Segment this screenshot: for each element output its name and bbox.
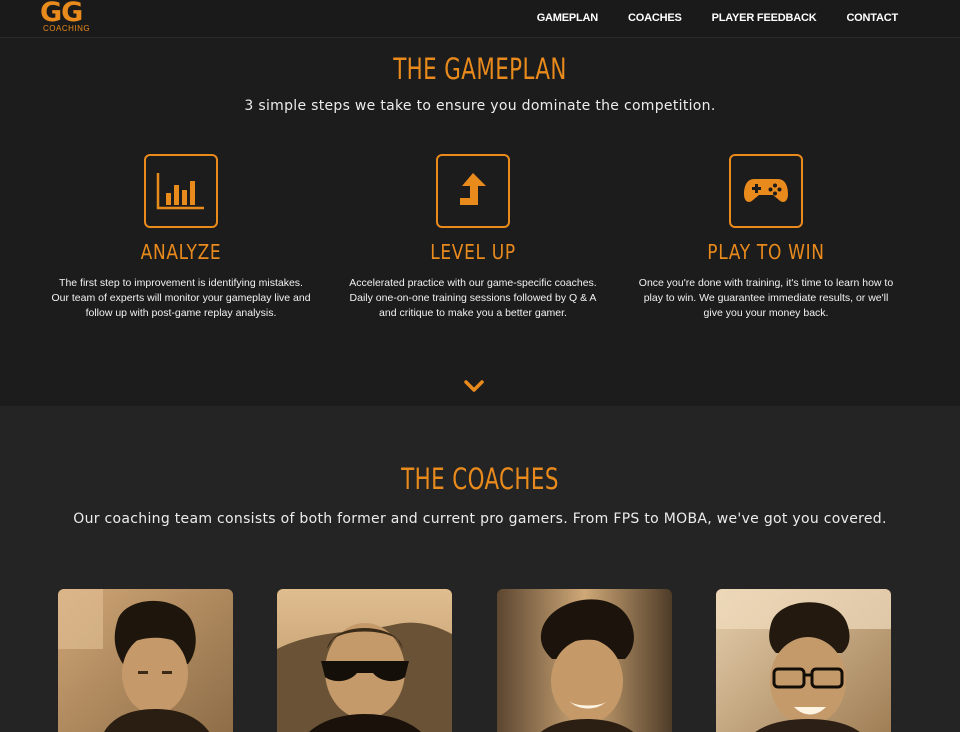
step-play-to-win: PLAY TO WIN Once you're done with traini…	[636, 154, 896, 321]
coach-photo-2[interactable]	[277, 589, 452, 732]
gameplan-title: THE GAMEPLAN	[393, 52, 567, 86]
step-level-up: LEVEL UP Accelerated practice with our g…	[343, 154, 603, 321]
coaches-section: THE COACHES Our coaching team consists o…	[0, 406, 960, 732]
logo-subtitle: COACHING	[43, 24, 91, 33]
coach-photo-3[interactable]	[497, 589, 672, 732]
nav-link-coaches[interactable]: COACHES	[628, 12, 682, 24]
gg-coaching-logo[interactable]: GG COACHING	[40, 0, 96, 36]
gameplan-section: THE GAMEPLAN 3 simple steps we take to e…	[0, 38, 960, 406]
step-analyze: ANALYZE The first step to improvement is…	[51, 154, 311, 321]
step-title: LEVEL UP	[430, 240, 516, 264]
coaches-title: THE COACHES	[401, 462, 559, 496]
step-description: Once you're done with training, it's tim…	[638, 277, 894, 319]
coach-photo-4[interactable]	[716, 589, 891, 732]
chevron-down-icon[interactable]	[463, 378, 485, 394]
step-description: Accelerated practice with our game-speci…	[349, 277, 597, 319]
nav-links: GAMEPLAN COACHES PLAYER FEEDBACK CONTACT	[537, 12, 899, 24]
coach-photo-1[interactable]	[58, 589, 233, 732]
gameplan-subtitle: 3 simple steps we take to ensure you dom…	[244, 98, 716, 114]
coaches-subtitle: Our coaching team consists of both forme…	[73, 511, 887, 527]
step-title: ANALYZE	[140, 240, 222, 264]
nav-link-contact[interactable]: CONTACT	[846, 12, 898, 24]
step-description: The first step to improvement is identif…	[51, 277, 311, 319]
bar-chart-icon	[144, 154, 218, 228]
gamepad-icon	[729, 154, 803, 228]
logo-mark: GG	[40, 0, 83, 28]
level-up-arrow-icon	[436, 154, 510, 228]
nav-link-gameplan[interactable]: GAMEPLAN	[537, 12, 599, 24]
step-title: PLAY TO WIN	[707, 240, 825, 264]
nav-link-player-feedback[interactable]: PLAYER FEEDBACK	[712, 12, 817, 24]
top-navbar: GG COACHING GAMEPLAN COACHES PLAYER FEED…	[0, 0, 960, 38]
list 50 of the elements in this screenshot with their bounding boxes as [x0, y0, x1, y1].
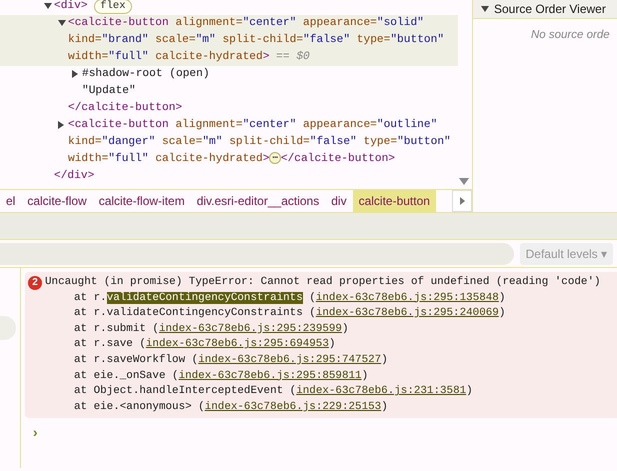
element-close-tag: </div>: [54, 170, 94, 182]
source-link[interactable]: index-63c78eb6.js:295:694953: [146, 338, 329, 350]
text-node-label: "Update": [82, 85, 136, 97]
stack-frame-text: ): [498, 307, 506, 320]
stack-frame-text: at r.submit (: [74, 322, 159, 335]
scroll-right-button[interactable]: [452, 190, 472, 212]
stack-frame-text: ): [342, 322, 349, 335]
expand-triangle-icon[interactable]: [44, 3, 52, 9]
breadcrumb-item[interactable]: div: [325, 190, 353, 212]
console-prompt[interactable]: ›: [25, 418, 617, 446]
stack-frame-text: at eie._onSave (: [74, 370, 179, 382]
stack-frame-text: at Object.handleInterceptedEvent (: [74, 385, 296, 398]
source-link[interactable]: index-63c78eb6.js:295:239599: [158, 322, 342, 335]
source-link[interactable]: index-63c78eb6.js:295:135848: [316, 292, 499, 304]
error-text: Uncaught (in promise) TypeError: Cannot read properties of undefined (reading 'code'): [45, 275, 601, 290]
stack-frame-text: ): [328, 338, 336, 350]
stack-frame-text: ): [498, 292, 506, 304]
breadcrumb-item[interactable]: calcite-flow-item: [92, 190, 191, 212]
section-header[interactable]: Source Order Viewer: [473, 0, 617, 19]
stack-frame-text: at r.validateContingencyConstraints (: [74, 307, 316, 320]
collapse-triangle-icon[interactable]: [72, 70, 78, 78]
stack-frame-text: ): [381, 354, 388, 366]
flex-badge[interactable]: flex: [94, 0, 132, 14]
element-tag-text[interactable]: <div>: [54, 0, 88, 15]
shadow-root-label[interactable]: #shadow-root (open): [82, 68, 210, 80]
breadcrumb-item[interactable]: calcite-button: [352, 190, 436, 212]
element-close-tag: </calcite-button>: [68, 102, 182, 114]
stack-frame-text: at r.save (: [74, 338, 146, 350]
source-link[interactable]: index-63c78eb6.js:295:859811: [178, 370, 362, 382]
stack-frame-text: ): [466, 385, 473, 398]
stack-frame-text: ): [362, 370, 368, 382]
source-link[interactable]: index-63c78eb6.js:229:25153: [204, 400, 382, 413]
collapse-triangle-icon[interactable]: [58, 121, 64, 129]
breadcrumb-item[interactable]: div.esri-editor__actions: [190, 190, 326, 212]
stack-frame-text: ): [381, 400, 388, 413]
source-link[interactable]: index-63c78eb6.js:295:747527: [198, 354, 382, 366]
filter-field[interactable]: [0, 242, 514, 264]
expand-triangle-icon[interactable]: [481, 6, 489, 12]
source-link[interactable]: index-63c78eb6.js:231:3581: [296, 385, 466, 398]
breadcrumb-item[interactable]: calcite-flow: [21, 190, 93, 212]
stack-frame-text: at eie.<anonymous> (: [74, 400, 205, 413]
breadcrumb-item[interactable]: el: [0, 190, 22, 212]
empty-message: No source orde: [530, 28, 611, 43]
stack-frame-text: at r.validateContingencyConstraints (: [74, 292, 316, 304]
element-tag-text[interactable]: <calcite-button alignment="center" appearance="outline" kind="danger" scale="m" split-child="false" type="button" width="full" calcite-hydrated> ⋯ </calcite-button>: [68, 117, 458, 168]
expand-triangle-icon[interactable]: [58, 20, 66, 26]
source-link[interactable]: index-63c78eb6.js:295:240069: [316, 307, 499, 320]
section-title: Source Order Viewer: [494, 1, 606, 18]
stack-frame-text: at r.saveWorkflow (: [74, 354, 198, 366]
error-count-badge: 2: [28, 276, 42, 290]
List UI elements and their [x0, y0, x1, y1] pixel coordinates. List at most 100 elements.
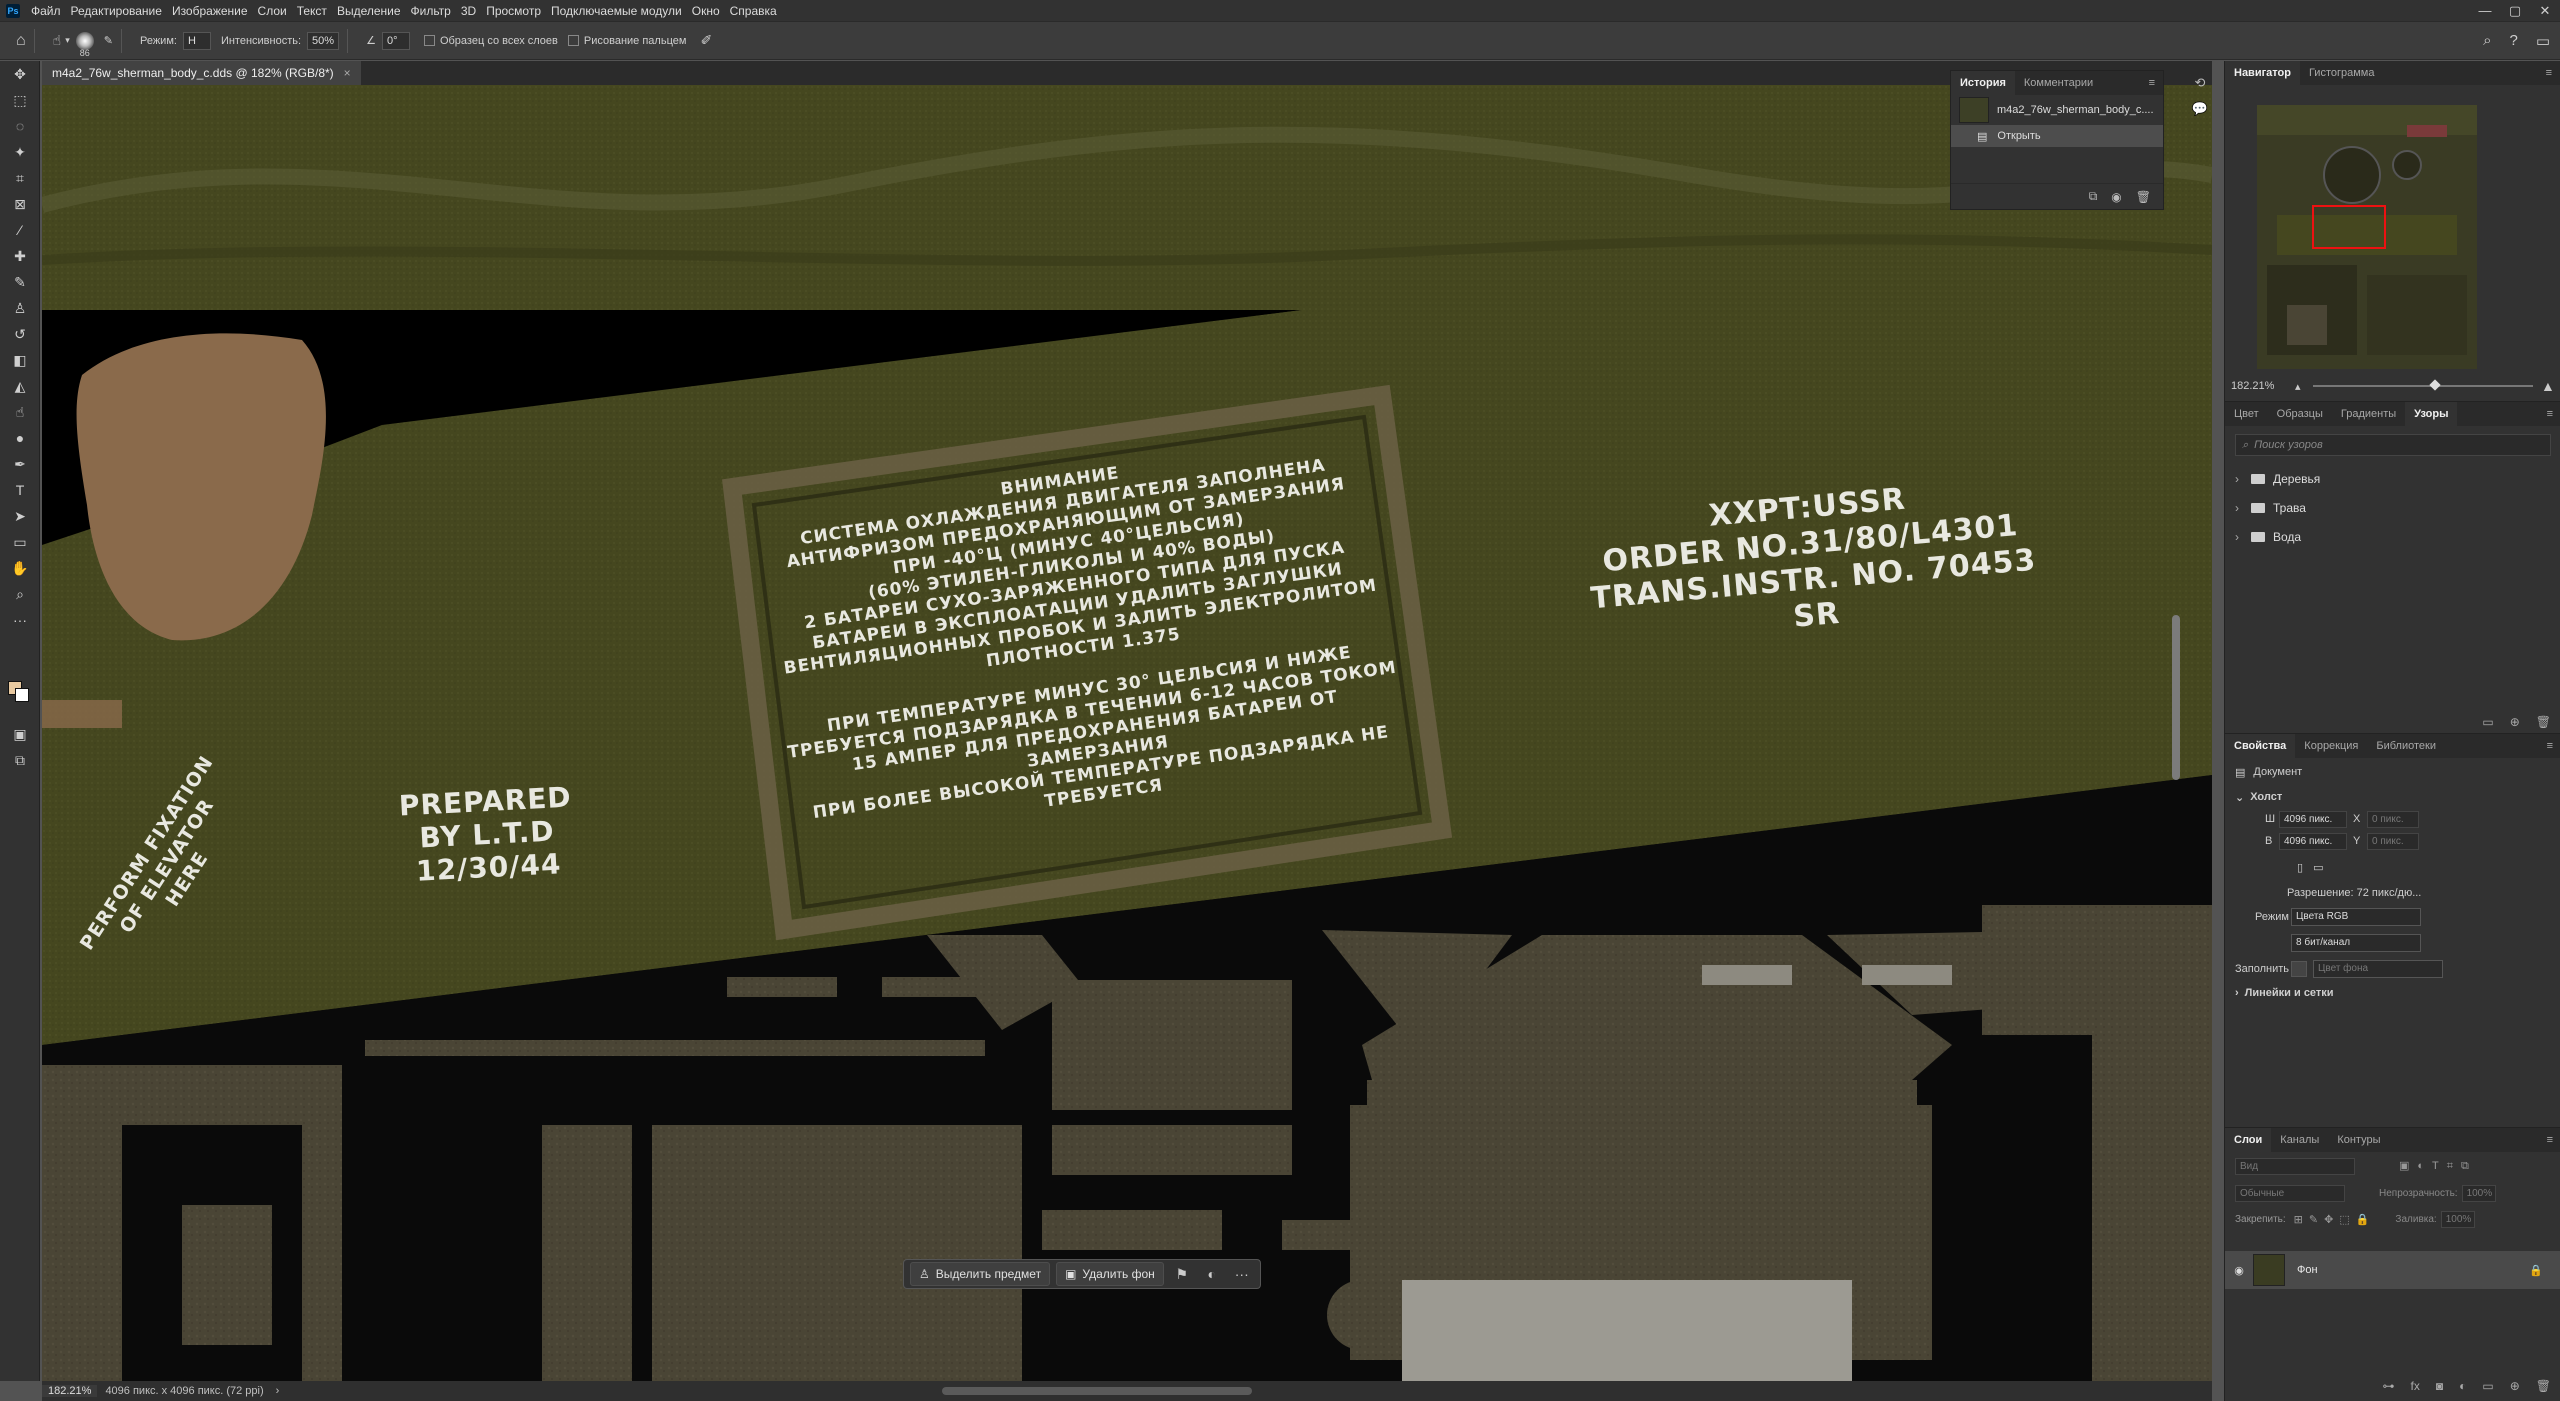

■ WHAT TO DO ■
Please copy back every line of the listing above word for word, leaving out the lines that stand in for pictures.

■ SOLUTION TO THE EXERCISE ■
Segment this screenshot: for each element output its name and bbox.
step-play-to-win: PLAY TO WIN Once you're done with traini…	[636, 154, 896, 321]
coach-photo-2[interactable]	[277, 589, 452, 732]
gameplan-title: THE GAMEPLAN	[393, 52, 567, 86]
step-level-up: LEVEL UP Accelerated practice with our g…	[343, 154, 603, 321]
coaches-section: THE COACHES Our coaching team consists o…	[0, 406, 960, 732]
logo-subtitle: COACHING	[43, 24, 91, 33]
coach-photo-3[interactable]	[497, 589, 672, 732]
nav-link-coaches[interactable]: COACHES	[628, 12, 682, 24]
gg-coaching-logo[interactable]: GG COACHING	[40, 0, 96, 36]
gameplan-section: THE GAMEPLAN 3 simple steps we take to e…	[0, 38, 960, 406]
step-analyze: ANALYZE The first step to improvement is…	[51, 154, 311, 321]
step-title: LEVEL UP	[430, 240, 516, 264]
coaches-title: THE COACHES	[401, 462, 559, 496]
step-description: Once you're done with training, it's tim…	[638, 277, 894, 319]
coach-photo-4[interactable]	[716, 589, 891, 732]
chevron-down-icon[interactable]	[463, 378, 485, 394]
step-description: Accelerated practice with our game-speci…	[349, 277, 597, 319]
nav-links: GAMEPLAN COACHES PLAYER FEEDBACK CONTACT	[537, 12, 899, 24]
coach-photo-1[interactable]	[58, 589, 233, 732]
gameplan-subtitle: 3 simple steps we take to ensure you dom…	[244, 98, 716, 114]
coaches-subtitle: Our coaching team consists of both forme…	[73, 511, 887, 527]
step-title: ANALYZE	[140, 240, 222, 264]
nav-link-contact[interactable]: CONTACT	[846, 12, 898, 24]
step-description: The first step to improvement is identif…	[51, 277, 311, 319]
bar-chart-icon	[144, 154, 218, 228]
gamepad-icon	[729, 154, 803, 228]
logo-mark: GG	[40, 0, 83, 28]
level-up-arrow-icon	[436, 154, 510, 228]
nav-link-gameplan[interactable]: GAMEPLAN	[537, 12, 599, 24]
step-title: PLAY TO WIN	[707, 240, 825, 264]
nav-link-player-feedback[interactable]: PLAYER FEEDBACK	[712, 12, 817, 24]
top-navbar: GG COACHING GAMEPLAN COACHES PLAYER FEED…	[0, 0, 960, 38]
list 50 of the elements in this screenshot with their bounding boxes as [x0, y0, x1, y1].
element-close-tag: </div>: [54, 170, 94, 182]
source-link[interactable]: index-63c78eb6.js:295:694953: [146, 338, 329, 350]
text-node-label: "Update": [82, 85, 136, 97]
stack-frame-text: ): [498, 307, 506, 320]
stack-frame-text: at r.submit (: [74, 322, 159, 335]
scroll-right-button[interactable]: [452, 190, 472, 212]
stack-frame-text: ): [342, 322, 349, 335]
expand-triangle-icon[interactable]: [44, 3, 52, 9]
breadcrumb-item[interactable]: div: [325, 190, 353, 212]
console-prompt[interactable]: ›: [25, 418, 617, 446]
stack-frame-text: at eie._onSave (: [74, 370, 179, 382]
stack-frame-text: at Object.handleInterceptedEvent (: [74, 385, 296, 398]
source-link[interactable]: index-63c78eb6.js:295:239599: [158, 322, 342, 335]
source-link[interactable]: index-63c78eb6.js:295:135848: [316, 292, 499, 304]
error-text: Uncaught (in promise) TypeError: Cannot read properties of undefined (reading 'code'): [45, 275, 601, 290]
stack-frame-text: ): [328, 338, 336, 350]
stack-frame-text: ): [498, 292, 506, 304]
breadcrumb-item[interactable]: calcite-flow-item: [92, 190, 191, 212]
section-header[interactable]: Source Order Viewer: [473, 0, 617, 19]
stack-frame-text: at r.validateContingencyConstraints (: [74, 307, 316, 320]
collapse-triangle-icon[interactable]: [72, 70, 78, 78]
stack-frame-text: ): [381, 354, 388, 366]
flex-badge[interactable]: flex: [94, 0, 132, 14]
element-tag-text[interactable]: <div>: [54, 0, 88, 15]
shadow-root-label[interactable]: #shadow-root (open): [82, 68, 210, 80]
breadcrumb-item[interactable]: calcite-button: [352, 190, 436, 212]
element-close-tag: </calcite-button>: [68, 102, 182, 114]
stack-frame-text: at r.save (: [74, 338, 146, 350]
source-link[interactable]: index-63c78eb6.js:295:859811: [178, 370, 362, 382]
stack-frame-text: ): [466, 385, 473, 398]
stack-frame-text: ): [362, 370, 368, 382]
source-link[interactable]: index-63c78eb6.js:229:25153: [204, 400, 382, 413]
collapse-triangle-icon[interactable]: [58, 121, 64, 129]
breadcrumb-item[interactable]: div.esri-editor__actions: [190, 190, 326, 212]
stack-frame-text: ): [381, 400, 388, 413]
source-link[interactable]: index-63c78eb6.js:295:747527: [198, 354, 382, 366]
filter-field[interactable]: [0, 242, 514, 264]
expand-triangle-icon[interactable]: [481, 6, 489, 12]
source-link[interactable]: index-63c78eb6.js:231:3581: [296, 385, 466, 398]
breadcrumb-item[interactable]: calcite-flow: [21, 190, 93, 212]
stack-frame-text: at eie.<anonymous> (: [74, 400, 205, 413]
breadcrumb-item[interactable]: el: [0, 190, 22, 212]
empty-message: No source orde: [530, 28, 611, 43]
stack-frame-text: at r.validateContingencyConstraints (: [74, 292, 316, 304]
element-tag-text[interactable]: <calcite-button alignment="center" appearance="outline" kind="danger" scale="m" split-child="false" type="button" width="full" calcite-hydrated> ⋯ </calcite-button>: [68, 117, 458, 168]
expand-triangle-icon[interactable]: [58, 20, 66, 26]
source-link[interactable]: index-63c78eb6.js:295:240069: [316, 307, 499, 320]
section-title: Source Order Viewer: [494, 1, 606, 18]
stack-frame-text: at r.saveWorkflow (: [74, 354, 198, 366]
error-count-badge: 2: [28, 276, 42, 290]
List UI elements and their [x0, y0, x1, y1] pixel coordinates. List at most 100 elements.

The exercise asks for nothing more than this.